▶ _Data provided_
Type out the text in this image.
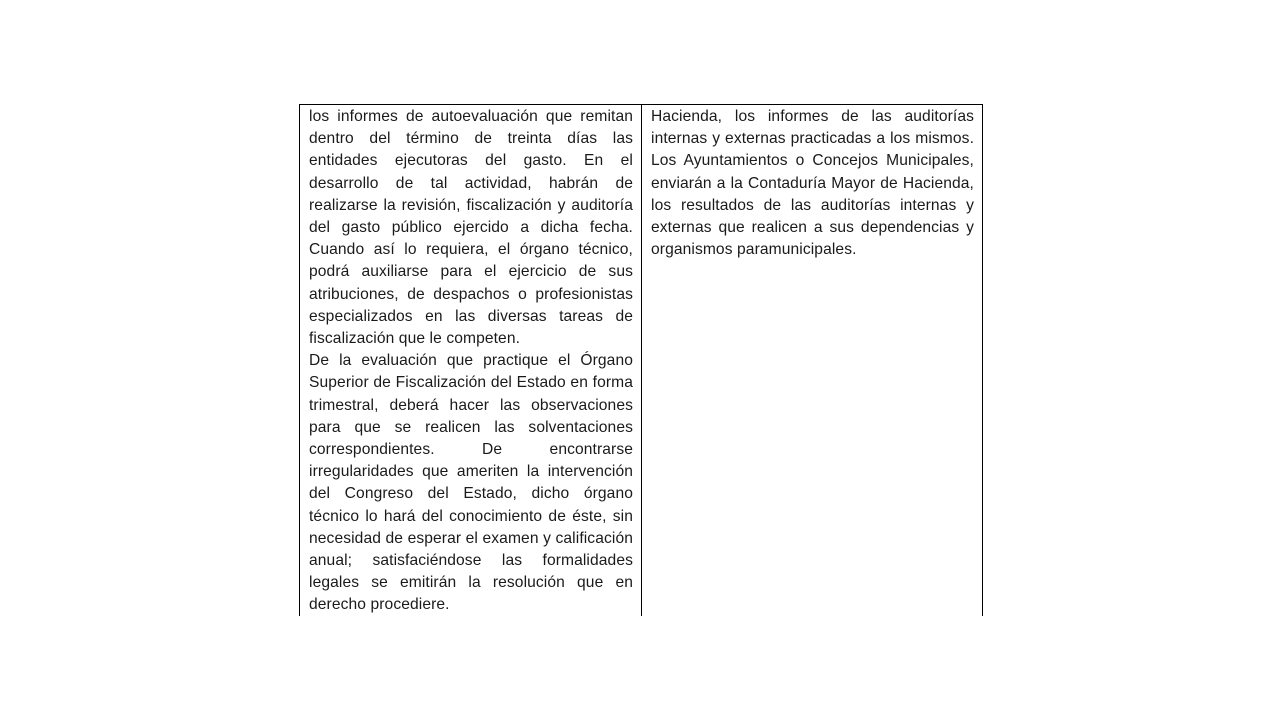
los informes de autoevaluación que remitan dentro del término de treinta días las entidades ejecutoras del gasto. En el desarrollo de tal actividad, habrán de realizarse la revisión, fiscalización y auditoría del gasto público ejercido a dicha fecha. Cuando así lo requiera, el órgano técnico, podrá auxiliarse para el ejercicio de sus atribuciones, de despachos o profesionistas especializados en las diversas tareas de fiscalización que le competen.

De la evaluación que practique el Órgano Superior de Fiscalización del Estado en forma trimestral, deberá hacer las observaciones para que se realicen las solventaciones correspondientes. De encontrarse irregularidades que ameriten la intervención del Congreso del Estado, dicho órgano técnico lo hará del conocimiento de éste, sin necesidad de esperar el examen y calificación anual; satisfaciéndose las formalidades legales se emitirán la resolución que en derecho procediere.

Hacienda, los informes de las auditorías internas y externas practicadas a los mismos. Los Ayuntamientos o Concejos Municipales, enviarán a la Contaduría Mayor de Hacienda, los resultados de las auditorías internas y externas que realicen a sus dependencias y organismos paramunicipales.
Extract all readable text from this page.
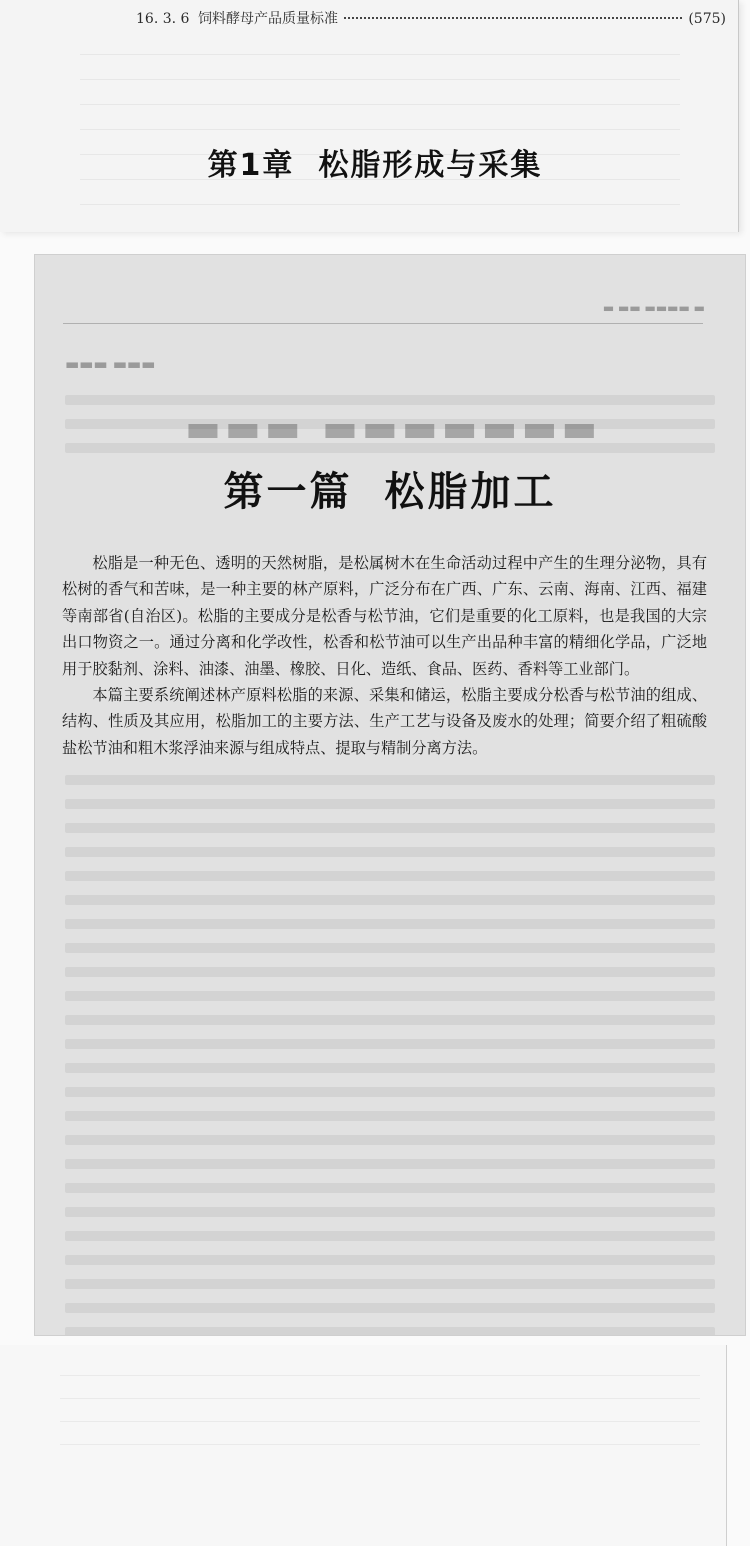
16. 3. 6 饲料酵母产品质量标准	(575)
▬ ▬▬ ▬▬▬▬ ▬
▬▬▬ ▬▬▬
▬▬▬ ▬▬▬▬▬▬▬
第一篇 松脂加工

松脂是一种无色、透明的天然树脂，是松属树木在生命活动过程中产生的生理分泌物，具有松树的香气和苦味，是一种主要的林产原料，广泛分布在广西、广东、云南、海南、江西、福建等南部省(自治区)。松脂的主要成分是松香与松节油，它们是重要的化工原料，也是我国的大宗出口物资之一。通过分离和化学改性，松香和松节油可以生产出品种丰富的精细化学品，广泛地用于胶黏剂、涂料、油漆、油墨、橡胶、日化、造纸、食品、医药、香料等工业部门。

本篇主要系统阐述林产原料松脂的来源、采集和储运，松脂主要成分松香与松节油的组成、结构、性质及其应用，松脂加工的主要方法、生产工艺与设备及废水的处理；简要介绍了粗硫酸盐松节油和粗木浆浮油来源与组成特点、提取与精制分离方法。

第1章 松脂形成与采集
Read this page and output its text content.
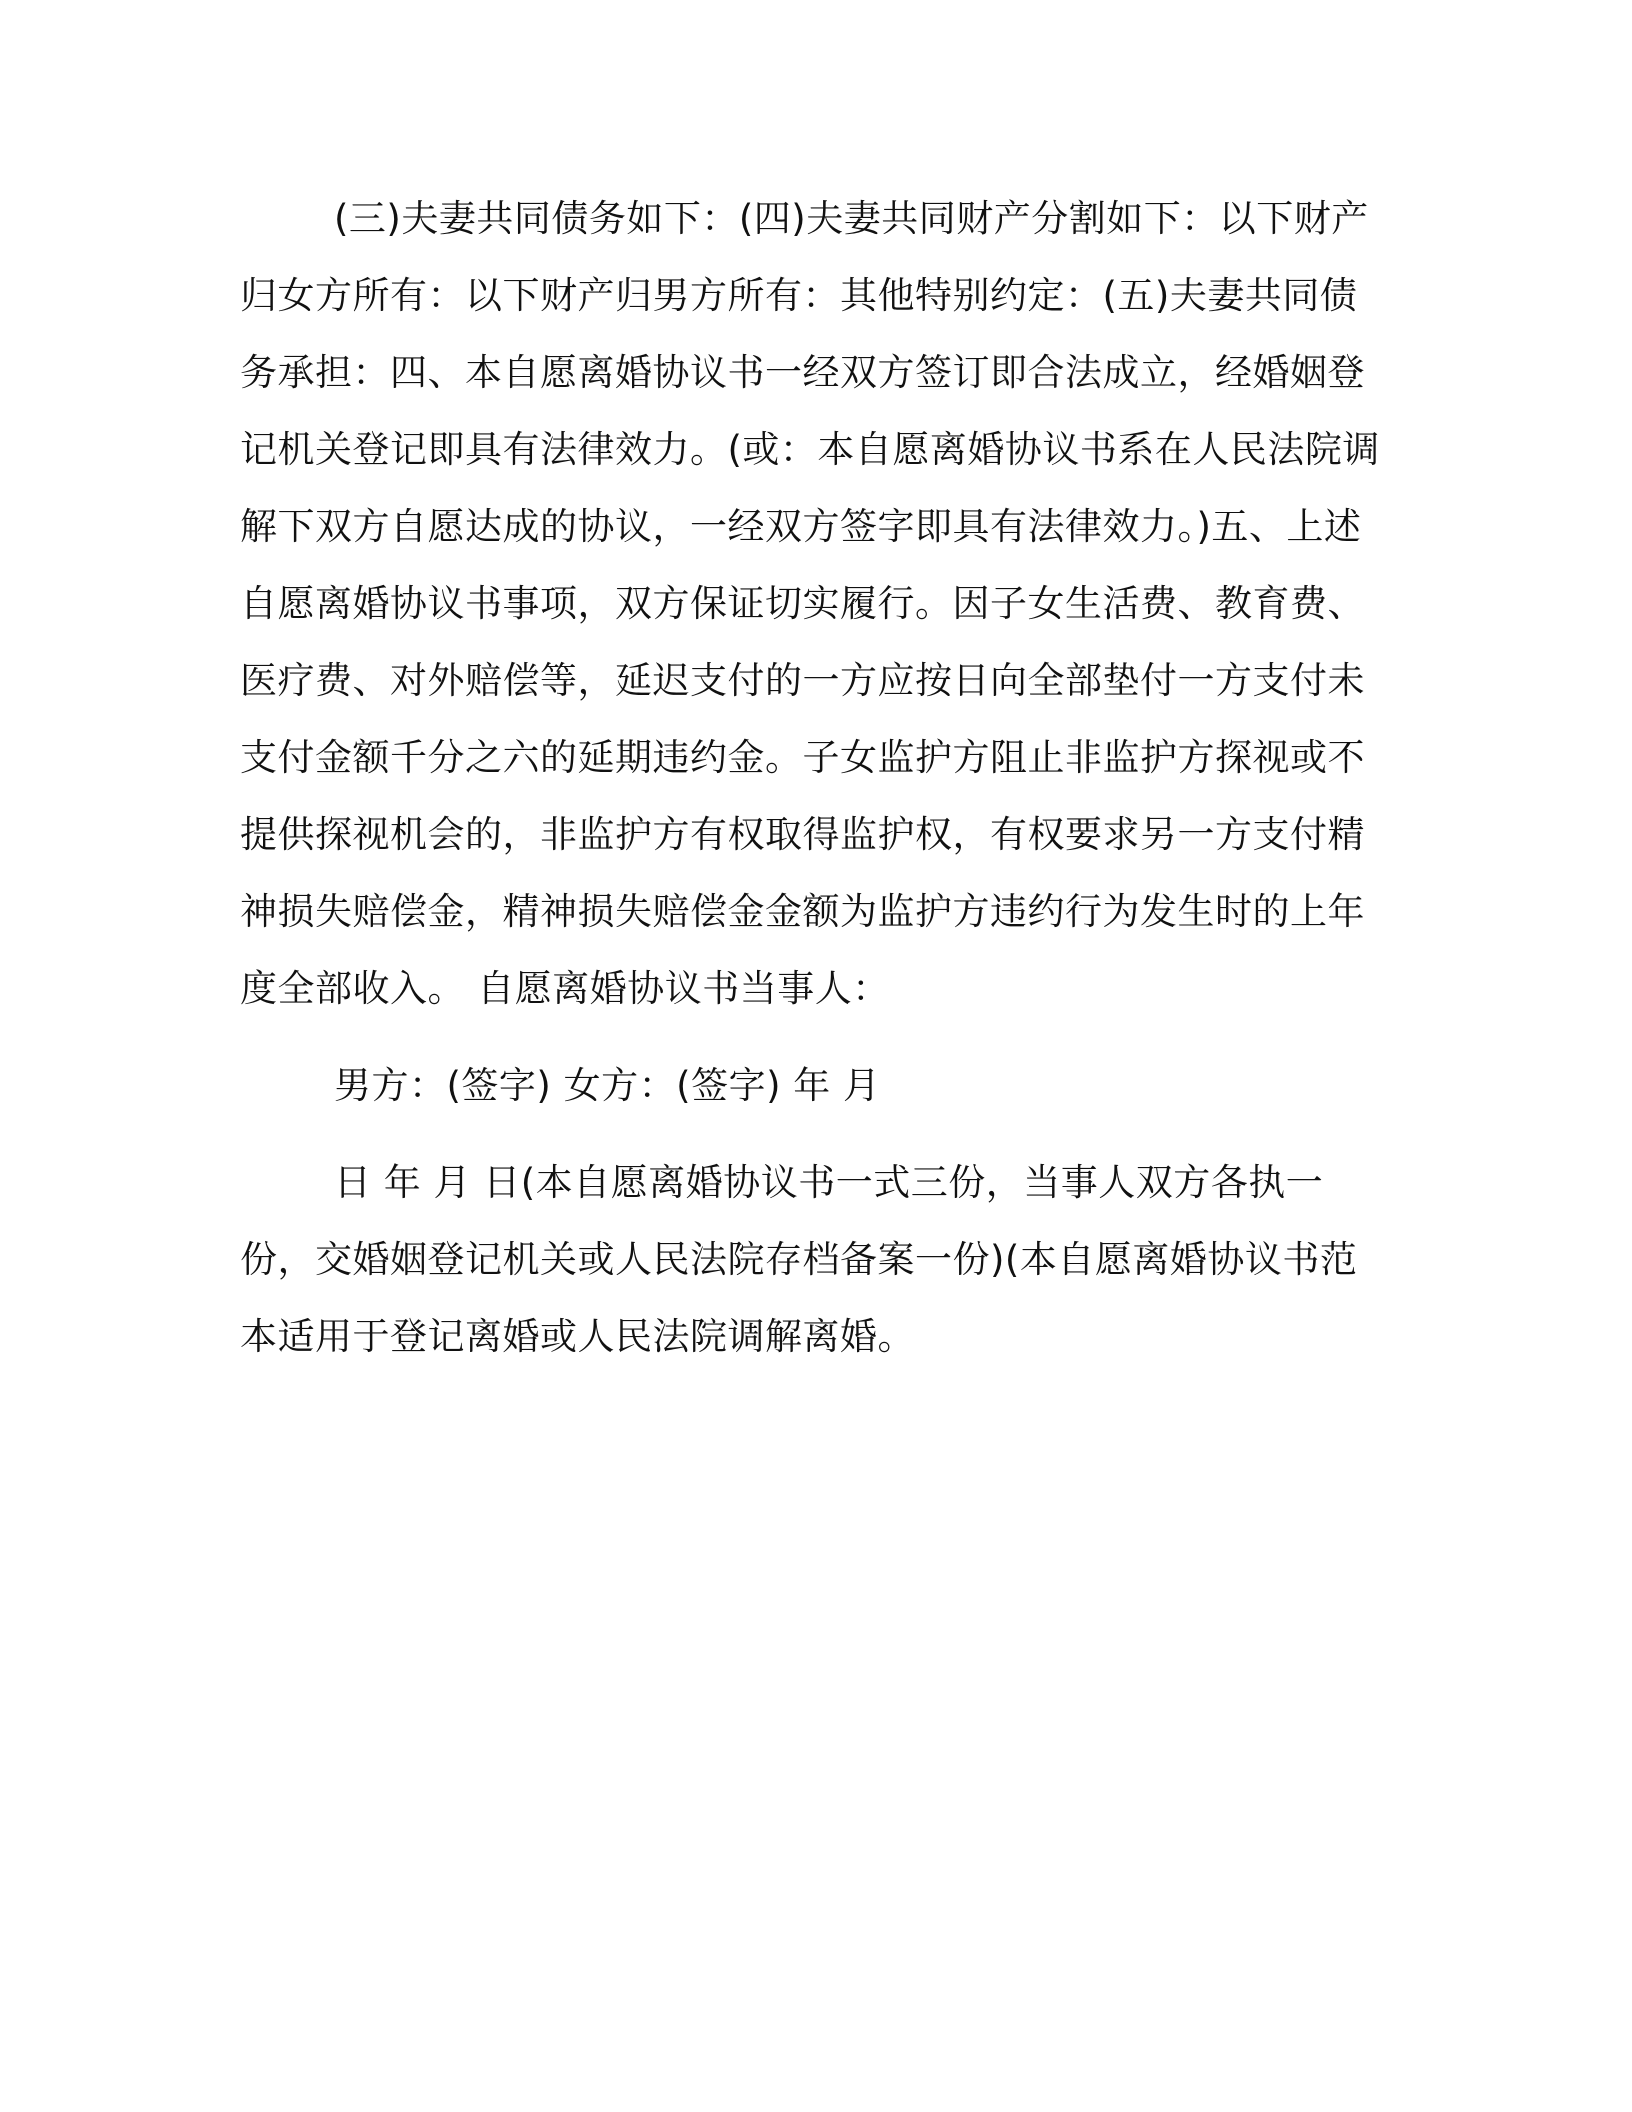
(三)夫妻共同债务如下：(四)夫妻共同财产分割如下：以下财产归女方所有：以下财产归男方所有：其他特别约定：(五)夫妻共同债务承担：四、本自愿离婚协议书一经双方签订即合法成立，经婚姻登记机关登记即具有法律效力。(或：本自愿离婚协议书系在人民法院调解下双方自愿达成的协议，一经双方签字即具有法律效力。)五、上述自愿离婚协议书事项，双方保证切实履行。因子女生活费、教育费、医疗费、对外赔偿等，延迟支付的一方应按日向全部垫付一方支付未支付金额千分之六的延期违约金。子女监护方阻止非监护方探视或不提供探视机会的，非监护方有权取得监护权，有权要求另一方支付精神损失赔偿金，精神损失赔偿金金额为监护方违约行为发生时的上年度全部收入。 自愿离婚协议书当事人：

男方：(签字) 女方：(签字) 年 月

日 年 月 日(本自愿离婚协议书一式三份，当事人双方各执一份，交婚姻登记机关或人民法院存档备案一份)(本自愿离婚协议书范本适用于登记离婚或人民法院调解离婚。
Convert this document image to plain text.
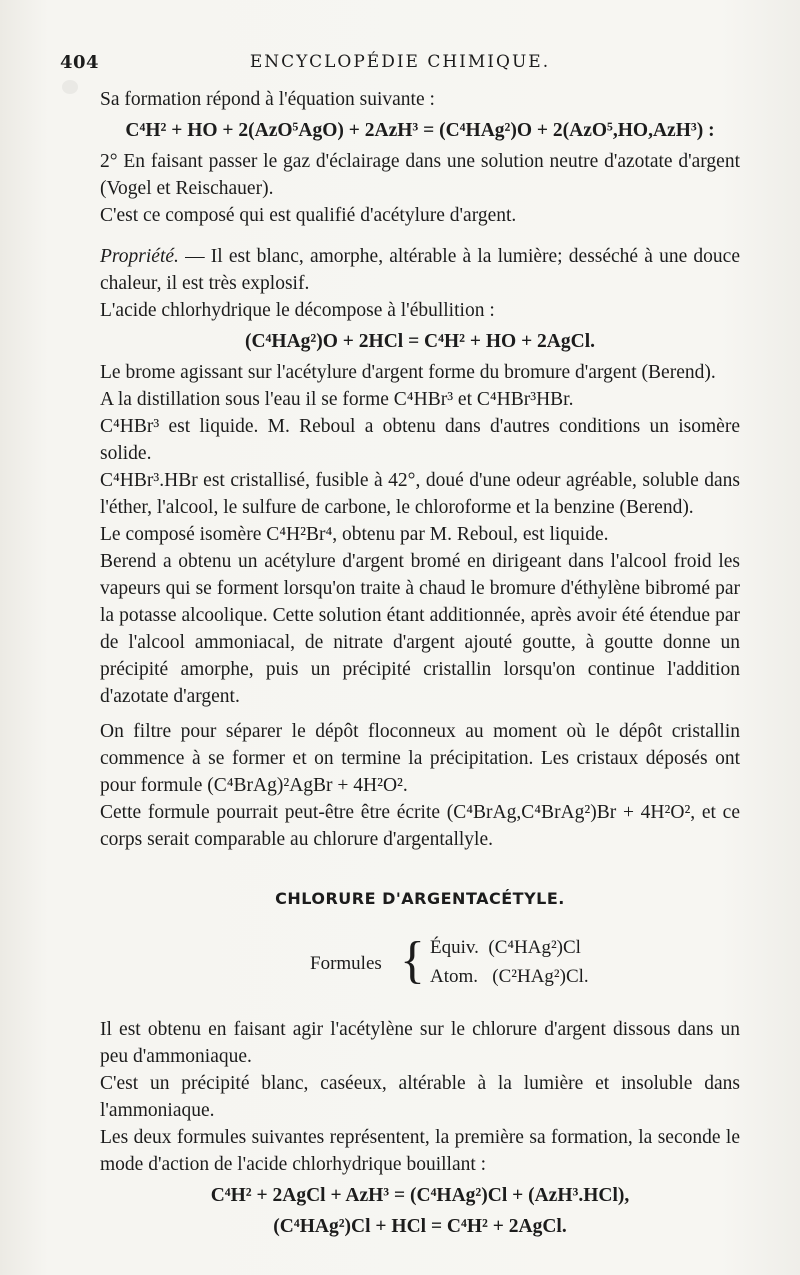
404	ENCYCLOPÉDIE CHIMIQUE.

Sa formation répond à l'équation suivante :

C⁴H² + HO + 2(AzO⁵AgO) + 2AzH³ = (C⁴HAg²)O + 2(AzO⁵,HO,AzH³) :

2° En faisant passer le gaz d'éclairage dans une solution neutre d'azotate d'argent (Vogel et Reischauer).

C'est ce composé qui est qualifié d'acétylure d'argent.

Propriété. — Il est blanc, amorphe, altérable à la lumière; desséché à une douce chaleur, il est très explosif.

L'acide chlorhydrique le décompose à l'ébullition :

(C⁴HAg²)O + 2HCl = C⁴H² + HO + 2AgCl.

Le brome agissant sur l'acétylure d'argent forme du bromure d'argent (Berend).

A la distillation sous l'eau il se forme C⁴HBr³ et C⁴HBr³HBr.

C⁴HBr³ est liquide. M. Reboul a obtenu dans d'autres conditions un isomère solide.

C⁴HBr³.HBr est cristallisé, fusible à 42°, doué d'une odeur agréable, soluble dans l'éther, l'alcool, le sulfure de carbone, le chloroforme et la benzine (Berend).

Le composé isomère C⁴H²Br⁴, obtenu par M. Reboul, est liquide.

Berend a obtenu un acétylure d'argent bromé en dirigeant dans l'alcool froid les vapeurs qui se forment lorsqu'on traite à chaud le bromure d'éthylène bibromé par la potasse alcoolique. Cette solution étant additionnée, après avoir été étendue par de l'alcool ammoniacal, de nitrate d'argent ajouté goutte, à goutte donne un précipité amorphe, puis un précipité cristallin lorsqu'on continue l'addition d'azotate d'argent.

On filtre pour séparer le dépôt floconneux au moment où le dépôt cristallin commence à se former et on termine la précipitation. Les cristaux déposés ont pour formule (C⁴BrAg)²AgBr + 4H²O².

Cette formule pourrait peut-être être écrite (C⁴BrAg,C⁴BrAg²)Br + 4H²O², et ce corps serait comparable au chlorure d'argentallyle.

CHLORURE D'ARGENTACÉTYLE.

Formules { Équiv.  (C⁴HAg²)Cl
Atom.   (C²HAg²)Cl.

Il est obtenu en faisant agir l'acétylène sur le chlorure d'argent dissous dans un peu d'ammoniaque.

C'est un précipité blanc, caséeux, altérable à la lumière et insoluble dans l'ammoniaque.

Les deux formules suivantes représentent, la première sa formation, la seconde le mode d'action de l'acide chlorhydrique bouillant :

C⁴H² + 2AgCl + AzH³ = (C⁴HAg²)Cl + (AzH³.HCl),

(C⁴HAg²)Cl + HCl = C⁴H² + 2AgCl.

▶ _What you will do_
Scan the listing above for the word "Reboul" and copy every line that holds it.

▶ _Output of the exercise_
C⁴HBr³ est liquide. M. Reboul a obtenu dans d'autres conditions un isomère solide.
Le composé isomère C⁴H²Br⁴, obtenu par M. Reboul, est liquide.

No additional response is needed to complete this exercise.